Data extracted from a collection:
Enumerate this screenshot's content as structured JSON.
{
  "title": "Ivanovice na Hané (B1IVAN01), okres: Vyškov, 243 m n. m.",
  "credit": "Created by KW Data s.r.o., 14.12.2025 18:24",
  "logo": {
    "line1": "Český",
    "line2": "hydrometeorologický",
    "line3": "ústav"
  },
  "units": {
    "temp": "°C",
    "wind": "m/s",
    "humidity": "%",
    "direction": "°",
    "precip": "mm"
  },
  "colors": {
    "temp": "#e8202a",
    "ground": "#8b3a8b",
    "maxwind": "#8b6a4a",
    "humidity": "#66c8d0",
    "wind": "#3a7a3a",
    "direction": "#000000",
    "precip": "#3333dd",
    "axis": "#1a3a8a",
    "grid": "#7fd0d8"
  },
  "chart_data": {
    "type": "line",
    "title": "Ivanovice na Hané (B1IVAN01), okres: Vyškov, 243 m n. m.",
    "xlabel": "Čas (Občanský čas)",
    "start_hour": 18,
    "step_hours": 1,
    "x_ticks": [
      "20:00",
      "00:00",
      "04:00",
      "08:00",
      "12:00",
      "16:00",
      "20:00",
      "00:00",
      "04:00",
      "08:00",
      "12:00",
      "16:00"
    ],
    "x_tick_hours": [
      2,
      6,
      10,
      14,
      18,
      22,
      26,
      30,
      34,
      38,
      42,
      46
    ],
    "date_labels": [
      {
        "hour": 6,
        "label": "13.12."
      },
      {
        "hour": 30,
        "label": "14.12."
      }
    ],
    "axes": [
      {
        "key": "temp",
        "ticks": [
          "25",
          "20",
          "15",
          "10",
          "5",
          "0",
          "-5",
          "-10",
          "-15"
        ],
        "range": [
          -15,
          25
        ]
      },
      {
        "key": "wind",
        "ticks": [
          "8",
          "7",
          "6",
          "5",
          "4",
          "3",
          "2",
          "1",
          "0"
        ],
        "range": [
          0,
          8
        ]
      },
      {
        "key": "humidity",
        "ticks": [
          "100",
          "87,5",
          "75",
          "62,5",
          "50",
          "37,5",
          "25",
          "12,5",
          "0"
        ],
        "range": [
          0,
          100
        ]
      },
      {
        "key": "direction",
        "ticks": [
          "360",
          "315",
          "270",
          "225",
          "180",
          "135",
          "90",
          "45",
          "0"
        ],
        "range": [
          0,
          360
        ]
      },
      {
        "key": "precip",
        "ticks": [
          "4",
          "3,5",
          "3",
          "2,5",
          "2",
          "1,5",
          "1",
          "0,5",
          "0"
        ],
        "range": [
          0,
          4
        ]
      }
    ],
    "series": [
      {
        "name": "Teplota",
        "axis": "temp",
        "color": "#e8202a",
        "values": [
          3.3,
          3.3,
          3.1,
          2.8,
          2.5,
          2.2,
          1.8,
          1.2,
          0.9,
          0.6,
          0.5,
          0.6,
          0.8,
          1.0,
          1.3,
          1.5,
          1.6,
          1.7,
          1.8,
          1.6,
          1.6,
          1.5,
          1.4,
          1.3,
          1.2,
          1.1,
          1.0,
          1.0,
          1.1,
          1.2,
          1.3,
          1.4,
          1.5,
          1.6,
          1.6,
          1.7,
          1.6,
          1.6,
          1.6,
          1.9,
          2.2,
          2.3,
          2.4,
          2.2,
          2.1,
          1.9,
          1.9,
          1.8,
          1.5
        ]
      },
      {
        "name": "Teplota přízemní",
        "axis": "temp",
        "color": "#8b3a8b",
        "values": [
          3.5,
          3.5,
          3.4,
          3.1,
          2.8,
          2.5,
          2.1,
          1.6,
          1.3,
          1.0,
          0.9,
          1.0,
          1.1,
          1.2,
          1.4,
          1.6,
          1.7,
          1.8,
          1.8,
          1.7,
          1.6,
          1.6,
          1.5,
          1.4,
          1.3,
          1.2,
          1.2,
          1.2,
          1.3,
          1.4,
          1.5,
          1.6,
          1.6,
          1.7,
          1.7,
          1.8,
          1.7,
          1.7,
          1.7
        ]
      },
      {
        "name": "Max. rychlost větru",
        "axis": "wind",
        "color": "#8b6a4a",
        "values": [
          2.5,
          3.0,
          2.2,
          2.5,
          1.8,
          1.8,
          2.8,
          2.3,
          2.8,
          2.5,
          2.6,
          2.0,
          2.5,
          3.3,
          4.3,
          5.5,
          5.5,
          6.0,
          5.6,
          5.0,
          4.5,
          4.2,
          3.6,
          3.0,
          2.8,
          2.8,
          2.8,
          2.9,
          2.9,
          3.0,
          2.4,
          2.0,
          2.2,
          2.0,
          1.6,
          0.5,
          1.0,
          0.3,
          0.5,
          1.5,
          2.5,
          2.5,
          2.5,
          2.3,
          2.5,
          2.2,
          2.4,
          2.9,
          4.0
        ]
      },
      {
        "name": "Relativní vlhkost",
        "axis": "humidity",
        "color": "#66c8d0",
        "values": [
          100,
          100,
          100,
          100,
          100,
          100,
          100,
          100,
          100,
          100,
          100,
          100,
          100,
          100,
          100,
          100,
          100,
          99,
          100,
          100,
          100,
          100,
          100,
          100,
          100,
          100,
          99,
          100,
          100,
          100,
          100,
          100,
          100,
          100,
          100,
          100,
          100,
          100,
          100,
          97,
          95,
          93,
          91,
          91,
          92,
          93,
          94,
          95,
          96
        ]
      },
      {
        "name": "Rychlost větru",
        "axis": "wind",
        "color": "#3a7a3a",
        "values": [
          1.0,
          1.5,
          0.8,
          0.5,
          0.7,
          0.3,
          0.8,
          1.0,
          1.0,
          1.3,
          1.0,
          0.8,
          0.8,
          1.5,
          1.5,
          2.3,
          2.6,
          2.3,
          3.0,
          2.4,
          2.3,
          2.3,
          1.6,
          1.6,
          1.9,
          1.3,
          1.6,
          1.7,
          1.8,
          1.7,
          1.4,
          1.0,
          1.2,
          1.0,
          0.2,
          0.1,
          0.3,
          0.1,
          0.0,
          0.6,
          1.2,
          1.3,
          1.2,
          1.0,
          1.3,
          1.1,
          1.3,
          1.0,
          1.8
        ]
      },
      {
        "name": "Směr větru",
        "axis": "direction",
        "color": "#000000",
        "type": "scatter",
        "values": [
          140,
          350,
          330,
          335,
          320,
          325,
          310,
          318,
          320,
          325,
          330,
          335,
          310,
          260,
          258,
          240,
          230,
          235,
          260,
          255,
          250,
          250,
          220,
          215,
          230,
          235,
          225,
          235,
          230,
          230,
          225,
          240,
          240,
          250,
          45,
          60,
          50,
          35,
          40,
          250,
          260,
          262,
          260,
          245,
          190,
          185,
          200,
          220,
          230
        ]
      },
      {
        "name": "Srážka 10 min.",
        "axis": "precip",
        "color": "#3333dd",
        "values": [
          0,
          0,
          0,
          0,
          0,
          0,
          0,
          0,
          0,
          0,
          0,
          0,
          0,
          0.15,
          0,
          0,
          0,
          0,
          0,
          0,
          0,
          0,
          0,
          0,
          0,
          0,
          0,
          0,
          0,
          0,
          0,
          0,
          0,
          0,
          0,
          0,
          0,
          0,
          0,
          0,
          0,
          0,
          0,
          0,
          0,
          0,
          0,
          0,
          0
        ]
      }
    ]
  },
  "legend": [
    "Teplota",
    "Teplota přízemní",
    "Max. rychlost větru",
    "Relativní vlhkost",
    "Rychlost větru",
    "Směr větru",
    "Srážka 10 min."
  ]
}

### [Problem description]
Reproduce every line above without error.

### [Output for this task]
Enumerate this screenshot's content as structured JSON.
{
  "title": "Ivanovice na Hané (B1IVAN01), okres: Vyškov, 243 m n. m.",
  "credit": "Created by KW Data s.r.o., 14.12.2025 18:24",
  "logo": {
    "line1": "Český",
    "line2": "hydrometeorologický",
    "line3": "ústav"
  },
  "units": {
    "temp": "°C",
    "wind": "m/s",
    "humidity": "%",
    "direction": "°",
    "precip": "mm"
  },
  "colors": {
    "temp": "#e8202a",
    "ground": "#8b3a8b",
    "maxwind": "#8b6a4a",
    "humidity": "#66c8d0",
    "wind": "#3a7a3a",
    "direction": "#000000",
    "precip": "#3333dd",
    "axis": "#1a3a8a",
    "grid": "#7fd0d8"
  },
  "chart_data": {
    "type": "line",
    "title": "Ivanovice na Hané (B1IVAN01), okres: Vyškov, 243 m n. m.",
    "xlabel": "Čas (Občanský čas)",
    "start_hour": 18,
    "step_hours": 1,
    "x_ticks": [
      "20:00",
      "00:00",
      "04:00",
      "08:00",
      "12:00",
      "16:00",
      "20:00",
      "00:00",
      "04:00",
      "08:00",
      "12:00",
      "16:00"
    ],
    "x_tick_hours": [
      2,
      6,
      10,
      14,
      18,
      22,
      26,
      30,
      34,
      38,
      42,
      46
    ],
    "date_labels": [
      {
        "hour": 6,
        "label": "13.12."
      },
      {
        "hour": 30,
        "label": "14.12."
      }
    ],
    "axes": [
      {
        "key": "temp",
        "ticks": [
          "25",
          "20",
          "15",
          "10",
          "5",
          "0",
          "-5",
          "-10",
          "-15"
        ],
        "range": [
          -15,
          25
        ]
      },
      {
        "key": "wind",
        "ticks": [
          "8",
          "7",
          "6",
          "5",
          "4",
          "3",
          "2",
          "1",
          "0"
        ],
        "range": [
          0,
          8
        ]
      },
      {
        "key": "humidity",
        "ticks": [
          "100",
          "87,5",
          "75",
          "62,5",
          "50",
          "37,5",
          "25",
          "12,5",
          "0"
        ],
        "range": [
          0,
          100
        ]
      },
      {
        "key": "direction",
        "ticks": [
          "360",
          "315",
          "270",
          "225",
          "180",
          "135",
          "90",
          "45",
          "0"
        ],
        "range": [
          0,
          360
        ]
      },
      {
        "key": "precip",
        "ticks": [
          "4",
          "3,5",
          "3",
          "2,5",
          "2",
          "1,5",
          "1",
          "0,5",
          "0"
        ],
        "range": [
          0,
          4
        ]
      }
    ],
    "series": [
      {
        "name": "Teplota",
        "axis": "temp",
        "color": "#e8202a",
        "values": [
          3.3,
          3.3,
          3.1,
          2.8,
          2.5,
          2.2,
          1.8,
          1.2,
          0.9,
          0.6,
          0.5,
          0.6,
          0.8,
          1.0,
          1.3,
          1.5,
          1.6,
          1.7,
          1.8,
          1.6,
          1.6,
          1.5,
          1.4,
          1.3,
          1.2,
          1.1,
          1.0,
          1.0,
          1.1,
          1.2,
          1.3,
          1.4,
          1.5,
          1.6,
          1.6,
          1.7,
          1.6,
          1.6,
          1.6,
          1.9,
          2.2,
          2.3,
          2.4,
          2.2,
          2.1,
          1.9,
          1.9,
          1.8,
          1.5
        ]
      },
      {
        "name": "Teplota přízemní",
        "axis": "temp",
        "color": "#8b3a8b",
        "values": [
          3.5,
          3.5,
          3.4,
          3.1,
          2.8,
          2.5,
          2.1,
          1.6,
          1.3,
          1.0,
          0.9,
          1.0,
          1.1,
          1.2,
          1.4,
          1.6,
          1.7,
          1.8,
          1.8,
          1.7,
          1.6,
          1.6,
          1.5,
          1.4,
          1.3,
          1.2,
          1.2,
          1.2,
          1.3,
          1.4,
          1.5,
          1.6,
          1.6,
          1.7,
          1.7,
          1.8,
          1.7,
          1.7,
          1.7
        ]
      },
      {
        "name": "Max. rychlost větru",
        "axis": "wind",
        "color": "#8b6a4a",
        "values": [
          2.5,
          3.0,
          2.2,
          2.5,
          1.8,
          1.8,
          2.8,
          2.3,
          2.8,
          2.5,
          2.6,
          2.0,
          2.5,
          3.3,
          4.3,
          5.5,
          5.5,
          6.0,
          5.6,
          5.0,
          4.5,
          4.2,
          3.6,
          3.0,
          2.8,
          2.8,
          2.8,
          2.9,
          2.9,
          3.0,
          2.4,
          2.0,
          2.2,
          2.0,
          1.6,
          0.5,
          1.0,
          0.3,
          0.5,
          1.5,
          2.5,
          2.5,
          2.5,
          2.3,
          2.5,
          2.2,
          2.4,
          2.9,
          4.0
        ]
      },
      {
        "name": "Relativní vlhkost",
        "axis": "humidity",
        "color": "#66c8d0",
        "values": [
          100,
          100,
          100,
          100,
          100,
          100,
          100,
          100,
          100,
          100,
          100,
          100,
          100,
          100,
          100,
          100,
          100,
          99,
          100,
          100,
          100,
          100,
          100,
          100,
          100,
          100,
          99,
          100,
          100,
          100,
          100,
          100,
          100,
          100,
          100,
          100,
          100,
          100,
          100,
          97,
          95,
          93,
          91,
          91,
          92,
          93,
          94,
          95,
          96
        ]
      },
      {
        "name": "Rychlost větru",
        "axis": "wind",
        "color": "#3a7a3a",
        "values": [
          1.0,
          1.5,
          0.8,
          0.5,
          0.7,
          0.3,
          0.8,
          1.0,
          1.0,
          1.3,
          1.0,
          0.8,
          0.8,
          1.5,
          1.5,
          2.3,
          2.6,
          2.3,
          3.0,
          2.4,
          2.3,
          2.3,
          1.6,
          1.6,
          1.9,
          1.3,
          1.6,
          1.7,
          1.8,
          1.7,
          1.4,
          1.0,
          1.2,
          1.0,
          0.2,
          0.1,
          0.3,
          0.1,
          0.0,
          0.6,
          1.2,
          1.3,
          1.2,
          1.0,
          1.3,
          1.1,
          1.3,
          1.0,
          1.8
        ]
      },
      {
        "name": "Směr větru",
        "axis": "direction",
        "color": "#000000",
        "type": "scatter",
        "values": [
          140,
          350,
          330,
          335,
          320,
          325,
          310,
          318,
          320,
          325,
          330,
          335,
          310,
          260,
          258,
          240,
          230,
          235,
          260,
          255,
          250,
          250,
          220,
          215,
          230,
          235,
          225,
          235,
          230,
          230,
          225,
          240,
          240,
          250,
          45,
          60,
          50,
          35,
          40,
          250,
          260,
          262,
          260,
          245,
          190,
          185,
          200,
          220,
          230
        ]
      },
      {
        "name": "Srážka 10 min.",
        "axis": "precip",
        "color": "#3333dd",
        "values": [
          0,
          0,
          0,
          0,
          0,
          0,
          0,
          0,
          0,
          0,
          0,
          0,
          0,
          0.15,
          0,
          0,
          0,
          0,
          0,
          0,
          0,
          0,
          0,
          0,
          0,
          0,
          0,
          0,
          0,
          0,
          0,
          0,
          0,
          0,
          0,
          0,
          0,
          0,
          0,
          0,
          0,
          0,
          0,
          0,
          0,
          0,
          0,
          0,
          0
        ]
      }
    ]
  },
  "legend": [
    "Teplota",
    "Teplota přízemní",
    "Max. rychlost větru",
    "Relativní vlhkost",
    "Rychlost větru",
    "Směr větru",
    "Srážka 10 min."
  ]
}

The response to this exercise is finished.